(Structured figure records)
========================

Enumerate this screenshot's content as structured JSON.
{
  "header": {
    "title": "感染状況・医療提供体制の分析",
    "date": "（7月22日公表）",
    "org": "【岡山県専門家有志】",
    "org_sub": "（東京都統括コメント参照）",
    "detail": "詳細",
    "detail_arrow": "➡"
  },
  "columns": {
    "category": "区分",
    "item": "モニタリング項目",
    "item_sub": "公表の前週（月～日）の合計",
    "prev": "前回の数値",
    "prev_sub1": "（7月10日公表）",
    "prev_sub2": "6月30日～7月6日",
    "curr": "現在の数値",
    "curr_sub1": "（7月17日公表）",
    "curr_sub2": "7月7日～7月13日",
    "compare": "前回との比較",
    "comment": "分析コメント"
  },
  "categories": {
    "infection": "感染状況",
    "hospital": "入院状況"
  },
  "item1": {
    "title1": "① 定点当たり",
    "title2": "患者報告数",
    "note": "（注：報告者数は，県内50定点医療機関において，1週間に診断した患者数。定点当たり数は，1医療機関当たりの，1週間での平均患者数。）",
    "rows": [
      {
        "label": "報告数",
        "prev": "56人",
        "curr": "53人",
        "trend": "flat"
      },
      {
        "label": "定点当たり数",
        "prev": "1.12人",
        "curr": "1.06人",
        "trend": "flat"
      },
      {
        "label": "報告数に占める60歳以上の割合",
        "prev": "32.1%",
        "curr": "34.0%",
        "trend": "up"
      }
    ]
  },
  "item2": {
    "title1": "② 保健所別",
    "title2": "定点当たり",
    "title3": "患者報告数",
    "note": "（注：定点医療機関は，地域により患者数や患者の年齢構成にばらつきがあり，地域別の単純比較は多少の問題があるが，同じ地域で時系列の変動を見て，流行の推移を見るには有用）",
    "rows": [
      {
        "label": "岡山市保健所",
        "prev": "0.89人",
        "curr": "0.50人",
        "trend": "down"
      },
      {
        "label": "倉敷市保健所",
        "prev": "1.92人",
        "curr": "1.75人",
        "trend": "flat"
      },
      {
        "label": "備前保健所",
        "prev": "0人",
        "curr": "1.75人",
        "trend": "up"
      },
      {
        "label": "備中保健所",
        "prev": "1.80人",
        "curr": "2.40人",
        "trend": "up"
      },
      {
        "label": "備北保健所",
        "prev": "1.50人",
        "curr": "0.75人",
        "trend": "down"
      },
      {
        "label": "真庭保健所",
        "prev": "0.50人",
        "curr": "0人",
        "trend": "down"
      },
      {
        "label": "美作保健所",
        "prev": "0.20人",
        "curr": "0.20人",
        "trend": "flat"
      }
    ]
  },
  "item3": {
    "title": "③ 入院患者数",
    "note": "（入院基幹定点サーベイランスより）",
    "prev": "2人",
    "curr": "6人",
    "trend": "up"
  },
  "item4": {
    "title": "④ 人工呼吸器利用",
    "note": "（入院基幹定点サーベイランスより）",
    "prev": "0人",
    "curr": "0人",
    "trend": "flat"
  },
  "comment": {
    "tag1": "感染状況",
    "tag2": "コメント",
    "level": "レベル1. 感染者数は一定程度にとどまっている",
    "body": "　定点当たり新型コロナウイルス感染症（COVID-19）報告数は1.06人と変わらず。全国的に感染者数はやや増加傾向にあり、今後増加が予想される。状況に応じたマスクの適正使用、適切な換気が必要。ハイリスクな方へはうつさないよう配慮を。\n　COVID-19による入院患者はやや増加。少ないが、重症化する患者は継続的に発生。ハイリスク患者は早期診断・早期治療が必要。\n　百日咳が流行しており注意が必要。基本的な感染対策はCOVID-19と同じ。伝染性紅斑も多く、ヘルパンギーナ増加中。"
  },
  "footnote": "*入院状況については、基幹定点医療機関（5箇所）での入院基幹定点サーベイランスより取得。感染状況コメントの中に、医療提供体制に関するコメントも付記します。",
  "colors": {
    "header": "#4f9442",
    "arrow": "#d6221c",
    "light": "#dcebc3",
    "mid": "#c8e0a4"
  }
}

========================

Reproduce the data in its entirety, matching each character.

* [RESPONSE TO THIS TASK]:
Enumerate this screenshot's content as structured JSON.
{
  "header": {
    "title": "感染状況・医療提供体制の分析",
    "date": "（7月22日公表）",
    "org": "【岡山県専門家有志】",
    "org_sub": "（東京都統括コメント参照）",
    "detail": "詳細",
    "detail_arrow": "➡"
  },
  "columns": {
    "category": "区分",
    "item": "モニタリング項目",
    "item_sub": "公表の前週（月～日）の合計",
    "prev": "前回の数値",
    "prev_sub1": "（7月10日公表）",
    "prev_sub2": "6月30日～7月6日",
    "curr": "現在の数値",
    "curr_sub1": "（7月17日公表）",
    "curr_sub2": "7月7日～7月13日",
    "compare": "前回との比較",
    "comment": "分析コメント"
  },
  "categories": {
    "infection": "感染状況",
    "hospital": "入院状況"
  },
  "item1": {
    "title1": "① 定点当たり",
    "title2": "患者報告数",
    "note": "（注：報告者数は，県内50定点医療機関において，1週間に診断した患者数。定点当たり数は，1医療機関当たりの，1週間での平均患者数。）",
    "rows": [
      {
        "label": "報告数",
        "prev": "56人",
        "curr": "53人",
        "trend": "flat"
      },
      {
        "label": "定点当たり数",
        "prev": "1.12人",
        "curr": "1.06人",
        "trend": "flat"
      },
      {
        "label": "報告数に占める60歳以上の割合",
        "prev": "32.1%",
        "curr": "34.0%",
        "trend": "up"
      }
    ]
  },
  "item2": {
    "title1": "② 保健所別",
    "title2": "定点当たり",
    "title3": "患者報告数",
    "note": "（注：定点医療機関は，地域により患者数や患者の年齢構成にばらつきがあり，地域別の単純比較は多少の問題があるが，同じ地域で時系列の変動を見て，流行の推移を見るには有用）",
    "rows": [
      {
        "label": "岡山市保健所",
        "prev": "0.89人",
        "curr": "0.50人",
        "trend": "down"
      },
      {
        "label": "倉敷市保健所",
        "prev": "1.92人",
        "curr": "1.75人",
        "trend": "flat"
      },
      {
        "label": "備前保健所",
        "prev": "0人",
        "curr": "1.75人",
        "trend": "up"
      },
      {
        "label": "備中保健所",
        "prev": "1.80人",
        "curr": "2.40人",
        "trend": "up"
      },
      {
        "label": "備北保健所",
        "prev": "1.50人",
        "curr": "0.75人",
        "trend": "down"
      },
      {
        "label": "真庭保健所",
        "prev": "0.50人",
        "curr": "0人",
        "trend": "down"
      },
      {
        "label": "美作保健所",
        "prev": "0.20人",
        "curr": "0.20人",
        "trend": "flat"
      }
    ]
  },
  "item3": {
    "title": "③ 入院患者数",
    "note": "（入院基幹定点サーベイランスより）",
    "prev": "2人",
    "curr": "6人",
    "trend": "up"
  },
  "item4": {
    "title": "④ 人工呼吸器利用",
    "note": "（入院基幹定点サーベイランスより）",
    "prev": "0人",
    "curr": "0人",
    "trend": "flat"
  },
  "comment": {
    "tag1": "感染状況",
    "tag2": "コメント",
    "level": "レベル1. 感染者数は一定程度にとどまっている",
    "body": "　定点当たり新型コロナウイルス感染症（COVID-19）報告数は1.06人と変わらず。全国的に感染者数はやや増加傾向にあり、今後増加が予想される。状況に応じたマスクの適正使用、適切な換気が必要。ハイリスクな方へはうつさないよう配慮を。\n　COVID-19による入院患者はやや増加。少ないが、重症化する患者は継続的に発生。ハイリスク患者は早期診断・早期治療が必要。\n　百日咳が流行しており注意が必要。基本的な感染対策はCOVID-19と同じ。伝染性紅斑も多く、ヘルパンギーナ増加中。"
  },
  "footnote": "*入院状況については、基幹定点医療機関（5箇所）での入院基幹定点サーベイランスより取得。感染状況コメントの中に、医療提供体制に関するコメントも付記します。",
  "colors": {
    "header": "#4f9442",
    "arrow": "#d6221c",
    "light": "#dcebc3",
    "mid": "#c8e0a4"
  }
}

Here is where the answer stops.